[Dataset items]
________________________________________

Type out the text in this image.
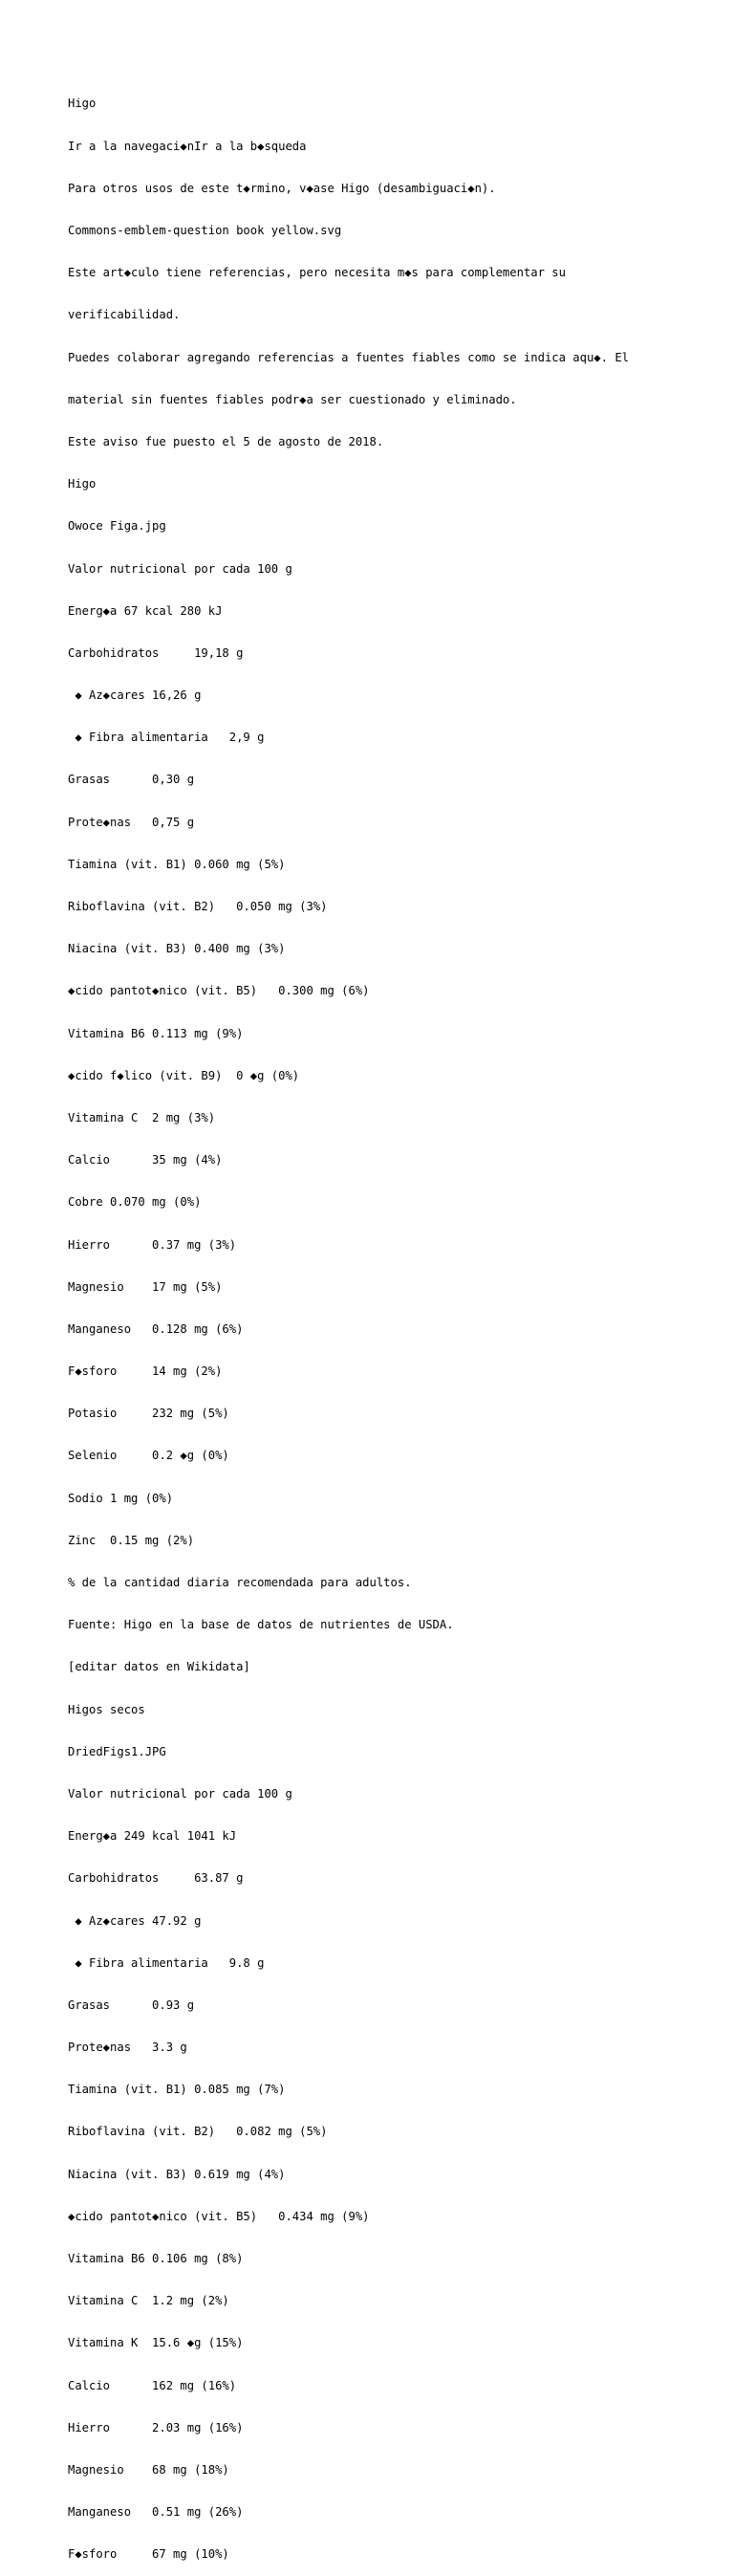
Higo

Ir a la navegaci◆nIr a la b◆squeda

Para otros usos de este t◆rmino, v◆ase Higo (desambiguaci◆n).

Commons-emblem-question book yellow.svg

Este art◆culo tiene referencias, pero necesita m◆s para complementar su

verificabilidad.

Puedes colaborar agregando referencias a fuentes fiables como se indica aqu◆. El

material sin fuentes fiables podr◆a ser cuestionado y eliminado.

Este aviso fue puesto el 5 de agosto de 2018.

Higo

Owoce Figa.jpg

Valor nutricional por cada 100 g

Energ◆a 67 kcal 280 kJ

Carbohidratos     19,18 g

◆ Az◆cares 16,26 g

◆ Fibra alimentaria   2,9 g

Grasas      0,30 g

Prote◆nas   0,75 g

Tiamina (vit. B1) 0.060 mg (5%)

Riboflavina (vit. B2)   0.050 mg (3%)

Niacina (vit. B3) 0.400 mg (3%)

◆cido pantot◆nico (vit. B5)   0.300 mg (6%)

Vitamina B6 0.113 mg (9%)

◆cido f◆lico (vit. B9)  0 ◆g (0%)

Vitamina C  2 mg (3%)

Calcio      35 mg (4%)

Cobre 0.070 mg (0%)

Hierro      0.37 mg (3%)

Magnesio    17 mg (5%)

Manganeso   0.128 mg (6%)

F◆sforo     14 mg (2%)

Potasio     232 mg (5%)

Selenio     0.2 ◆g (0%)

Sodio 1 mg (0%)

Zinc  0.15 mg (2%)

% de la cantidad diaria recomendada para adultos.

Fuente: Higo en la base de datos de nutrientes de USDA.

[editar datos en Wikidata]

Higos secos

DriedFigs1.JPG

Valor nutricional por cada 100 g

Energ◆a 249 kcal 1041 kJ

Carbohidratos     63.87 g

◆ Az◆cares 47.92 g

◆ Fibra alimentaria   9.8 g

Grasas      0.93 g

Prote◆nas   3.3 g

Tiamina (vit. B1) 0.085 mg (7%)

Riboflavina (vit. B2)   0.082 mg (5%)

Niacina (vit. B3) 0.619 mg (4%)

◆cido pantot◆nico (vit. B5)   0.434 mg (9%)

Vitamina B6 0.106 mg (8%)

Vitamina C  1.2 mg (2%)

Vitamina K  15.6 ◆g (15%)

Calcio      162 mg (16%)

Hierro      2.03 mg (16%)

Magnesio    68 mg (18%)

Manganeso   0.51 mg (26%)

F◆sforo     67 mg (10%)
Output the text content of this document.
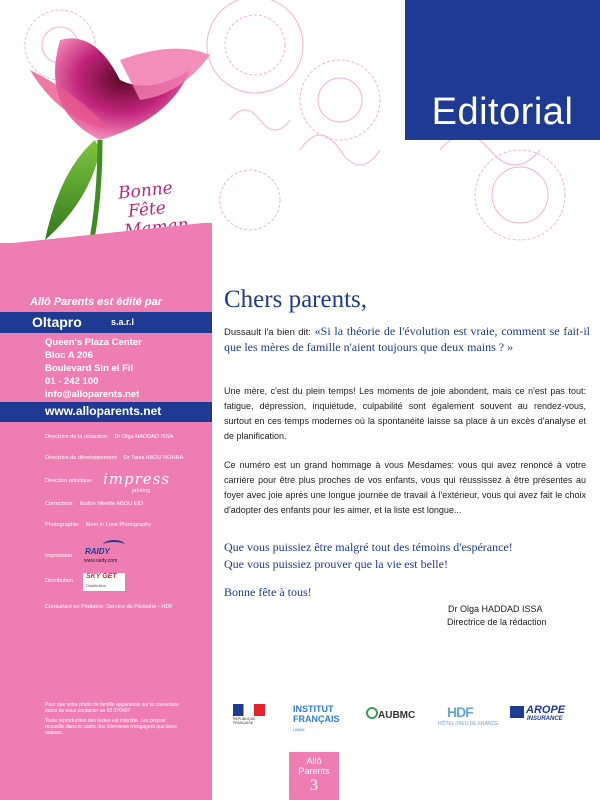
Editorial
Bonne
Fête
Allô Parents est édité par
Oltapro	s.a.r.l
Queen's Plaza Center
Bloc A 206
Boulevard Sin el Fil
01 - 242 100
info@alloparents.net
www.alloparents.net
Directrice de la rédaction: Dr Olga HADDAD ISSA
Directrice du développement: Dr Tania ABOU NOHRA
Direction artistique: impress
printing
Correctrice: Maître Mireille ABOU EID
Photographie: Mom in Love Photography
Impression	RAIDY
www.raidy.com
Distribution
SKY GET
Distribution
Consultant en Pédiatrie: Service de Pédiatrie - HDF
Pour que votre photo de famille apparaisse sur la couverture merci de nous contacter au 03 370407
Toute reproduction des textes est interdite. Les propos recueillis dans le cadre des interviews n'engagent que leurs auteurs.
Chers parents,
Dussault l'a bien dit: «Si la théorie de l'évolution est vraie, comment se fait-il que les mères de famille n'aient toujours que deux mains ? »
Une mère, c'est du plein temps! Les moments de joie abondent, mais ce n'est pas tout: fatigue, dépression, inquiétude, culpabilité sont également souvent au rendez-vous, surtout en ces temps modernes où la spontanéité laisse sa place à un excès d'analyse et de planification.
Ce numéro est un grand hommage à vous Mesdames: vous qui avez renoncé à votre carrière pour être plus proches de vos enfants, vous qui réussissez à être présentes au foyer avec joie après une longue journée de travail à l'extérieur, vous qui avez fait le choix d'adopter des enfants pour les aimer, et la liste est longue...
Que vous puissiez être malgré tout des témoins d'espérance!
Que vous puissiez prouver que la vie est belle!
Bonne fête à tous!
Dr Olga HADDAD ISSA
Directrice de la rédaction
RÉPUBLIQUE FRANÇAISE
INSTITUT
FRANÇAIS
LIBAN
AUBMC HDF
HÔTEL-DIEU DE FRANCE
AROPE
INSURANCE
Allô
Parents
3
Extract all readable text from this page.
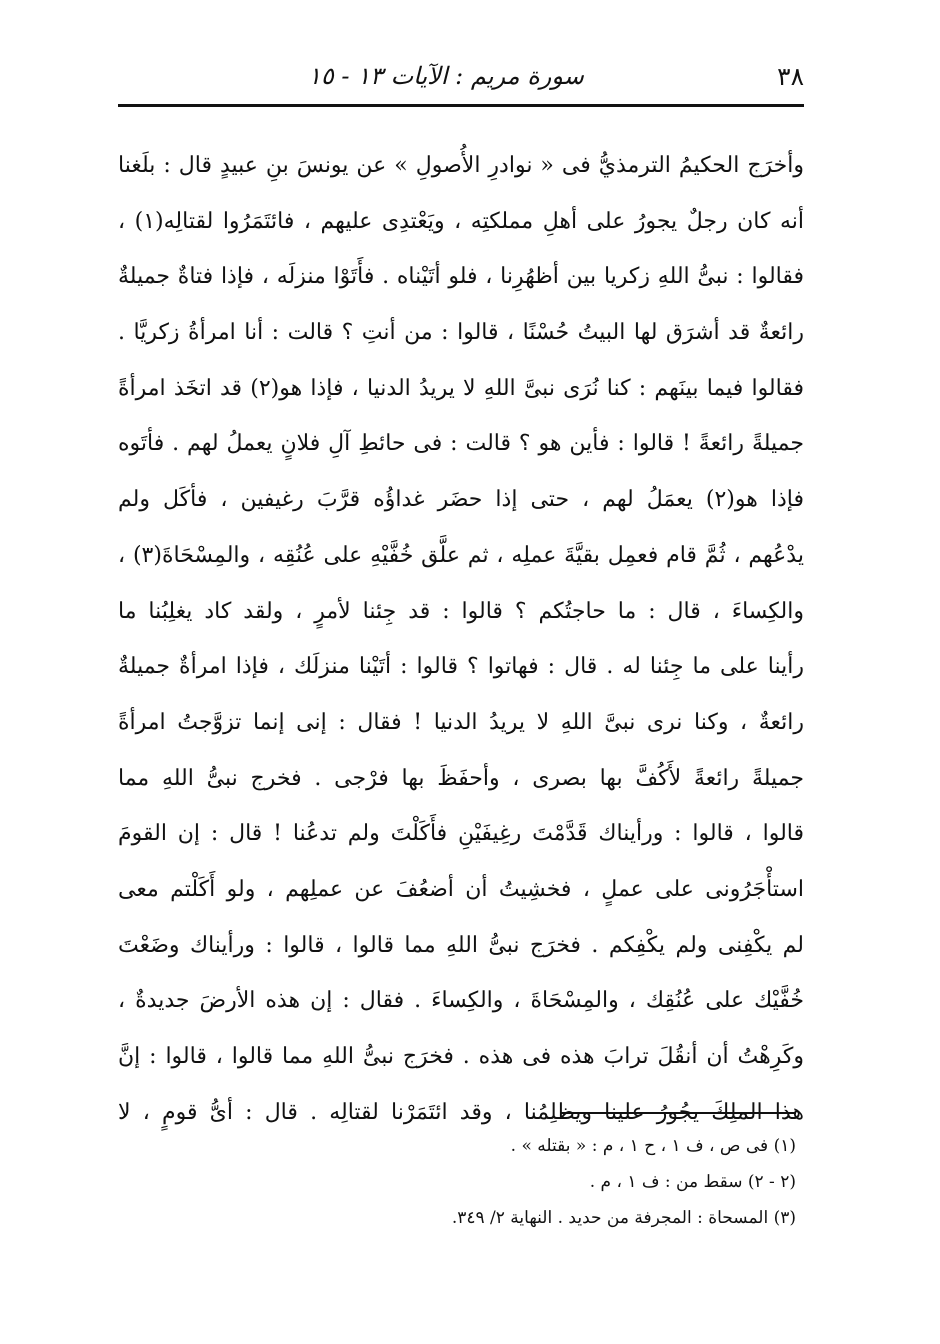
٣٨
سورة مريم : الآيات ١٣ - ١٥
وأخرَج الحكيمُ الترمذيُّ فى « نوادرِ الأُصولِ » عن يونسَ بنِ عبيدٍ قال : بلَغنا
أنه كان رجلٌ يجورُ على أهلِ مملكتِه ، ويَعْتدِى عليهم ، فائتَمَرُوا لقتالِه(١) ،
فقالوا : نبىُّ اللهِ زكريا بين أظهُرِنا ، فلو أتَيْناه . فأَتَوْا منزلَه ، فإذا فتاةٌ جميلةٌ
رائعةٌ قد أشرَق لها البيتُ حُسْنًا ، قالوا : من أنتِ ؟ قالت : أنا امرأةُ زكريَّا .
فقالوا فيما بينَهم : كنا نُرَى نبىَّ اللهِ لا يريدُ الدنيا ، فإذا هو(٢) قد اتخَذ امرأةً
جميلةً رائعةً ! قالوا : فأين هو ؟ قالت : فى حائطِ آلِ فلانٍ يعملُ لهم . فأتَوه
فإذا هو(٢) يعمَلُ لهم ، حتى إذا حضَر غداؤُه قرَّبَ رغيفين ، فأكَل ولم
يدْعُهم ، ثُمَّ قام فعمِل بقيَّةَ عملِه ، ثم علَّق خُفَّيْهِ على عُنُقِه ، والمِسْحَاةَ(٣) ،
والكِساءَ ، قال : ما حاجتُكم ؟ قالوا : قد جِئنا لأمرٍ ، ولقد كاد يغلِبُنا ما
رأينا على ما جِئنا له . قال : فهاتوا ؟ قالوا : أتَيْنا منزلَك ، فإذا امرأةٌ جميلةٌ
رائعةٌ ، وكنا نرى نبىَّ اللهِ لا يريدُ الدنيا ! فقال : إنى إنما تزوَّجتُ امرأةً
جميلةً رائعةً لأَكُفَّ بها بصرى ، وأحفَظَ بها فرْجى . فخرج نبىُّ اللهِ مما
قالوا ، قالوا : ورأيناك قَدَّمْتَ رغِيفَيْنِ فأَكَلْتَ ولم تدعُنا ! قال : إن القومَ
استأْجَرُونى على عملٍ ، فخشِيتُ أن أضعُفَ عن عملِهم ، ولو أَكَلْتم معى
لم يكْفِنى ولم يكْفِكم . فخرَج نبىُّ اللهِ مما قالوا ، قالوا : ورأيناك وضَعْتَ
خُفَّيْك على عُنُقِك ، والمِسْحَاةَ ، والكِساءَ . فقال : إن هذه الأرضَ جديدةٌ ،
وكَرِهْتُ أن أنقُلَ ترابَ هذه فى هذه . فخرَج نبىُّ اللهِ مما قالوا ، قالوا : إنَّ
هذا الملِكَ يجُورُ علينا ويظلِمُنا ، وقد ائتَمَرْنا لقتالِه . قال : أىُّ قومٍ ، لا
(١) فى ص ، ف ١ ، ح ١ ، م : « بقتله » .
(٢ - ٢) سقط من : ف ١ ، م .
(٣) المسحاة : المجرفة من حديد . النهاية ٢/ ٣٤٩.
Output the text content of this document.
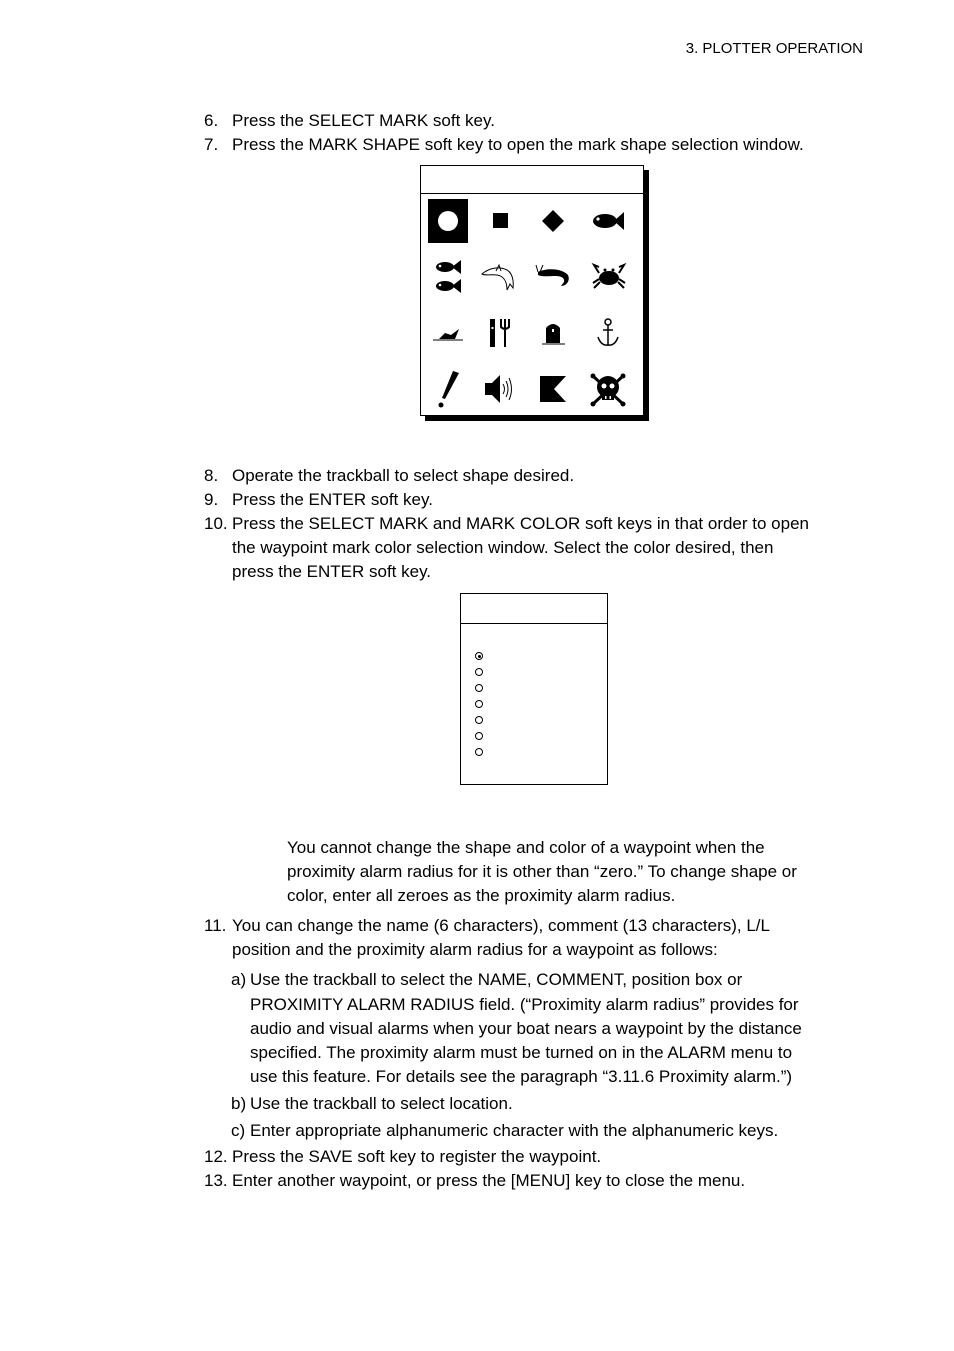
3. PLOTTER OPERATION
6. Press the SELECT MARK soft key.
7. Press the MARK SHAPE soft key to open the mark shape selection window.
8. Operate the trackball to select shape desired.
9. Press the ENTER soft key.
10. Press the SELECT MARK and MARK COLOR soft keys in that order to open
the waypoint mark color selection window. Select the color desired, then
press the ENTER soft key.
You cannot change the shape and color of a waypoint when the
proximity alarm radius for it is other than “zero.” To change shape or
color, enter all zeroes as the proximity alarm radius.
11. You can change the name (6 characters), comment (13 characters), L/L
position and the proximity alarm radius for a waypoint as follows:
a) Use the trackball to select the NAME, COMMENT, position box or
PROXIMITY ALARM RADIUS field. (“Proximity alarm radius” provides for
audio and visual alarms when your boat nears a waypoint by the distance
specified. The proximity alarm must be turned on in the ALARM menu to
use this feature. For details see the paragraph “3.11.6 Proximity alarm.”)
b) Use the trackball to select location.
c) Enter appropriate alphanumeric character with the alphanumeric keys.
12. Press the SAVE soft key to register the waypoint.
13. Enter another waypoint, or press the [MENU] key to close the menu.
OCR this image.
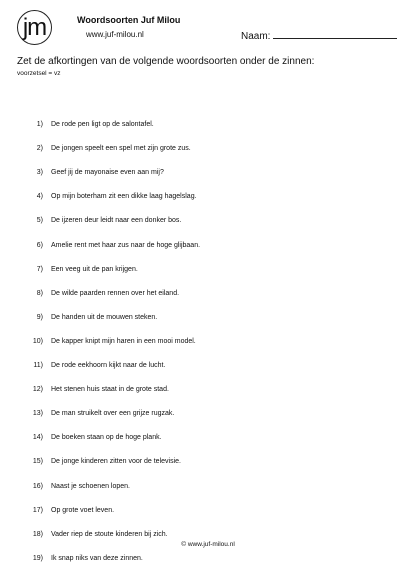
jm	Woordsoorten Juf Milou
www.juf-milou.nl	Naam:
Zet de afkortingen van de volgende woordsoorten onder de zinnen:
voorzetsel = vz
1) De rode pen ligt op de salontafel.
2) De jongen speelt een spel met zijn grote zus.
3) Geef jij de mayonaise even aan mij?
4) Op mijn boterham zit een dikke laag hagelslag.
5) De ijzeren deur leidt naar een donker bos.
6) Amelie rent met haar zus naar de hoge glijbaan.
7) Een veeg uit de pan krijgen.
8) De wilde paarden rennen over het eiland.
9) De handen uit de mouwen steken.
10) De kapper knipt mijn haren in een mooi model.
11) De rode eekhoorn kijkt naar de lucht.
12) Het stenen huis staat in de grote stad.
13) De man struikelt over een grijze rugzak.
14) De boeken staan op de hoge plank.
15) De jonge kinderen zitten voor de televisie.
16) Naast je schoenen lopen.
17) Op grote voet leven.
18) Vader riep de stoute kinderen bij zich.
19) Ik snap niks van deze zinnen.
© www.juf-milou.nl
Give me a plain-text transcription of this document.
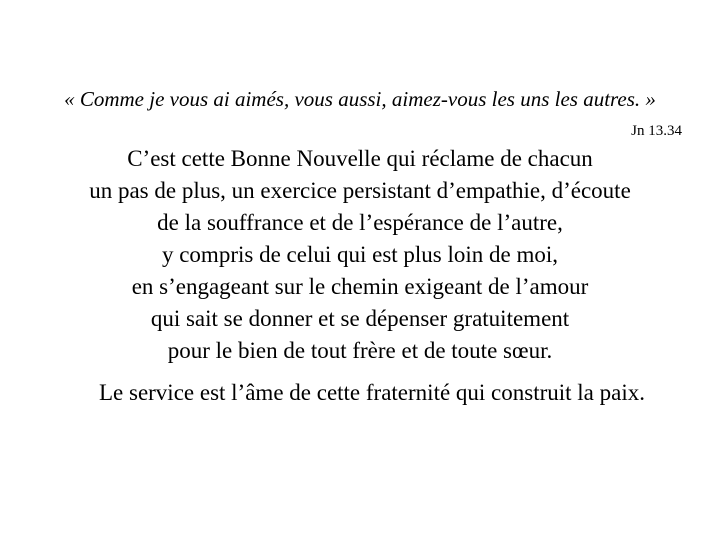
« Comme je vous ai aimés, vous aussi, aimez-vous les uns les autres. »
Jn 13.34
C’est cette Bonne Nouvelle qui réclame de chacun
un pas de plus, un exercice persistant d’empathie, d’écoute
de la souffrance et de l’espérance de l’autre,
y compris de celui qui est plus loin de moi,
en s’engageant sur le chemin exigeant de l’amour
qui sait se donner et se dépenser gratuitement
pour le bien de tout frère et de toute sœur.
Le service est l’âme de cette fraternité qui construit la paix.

________________________________________

Search the records for the word "grote". Copy every line that has it.

2) De jongen speelt een spel met zijn grote zus.
12) Het stenen huis staat in de grote stad.
17) Op grote voet leven.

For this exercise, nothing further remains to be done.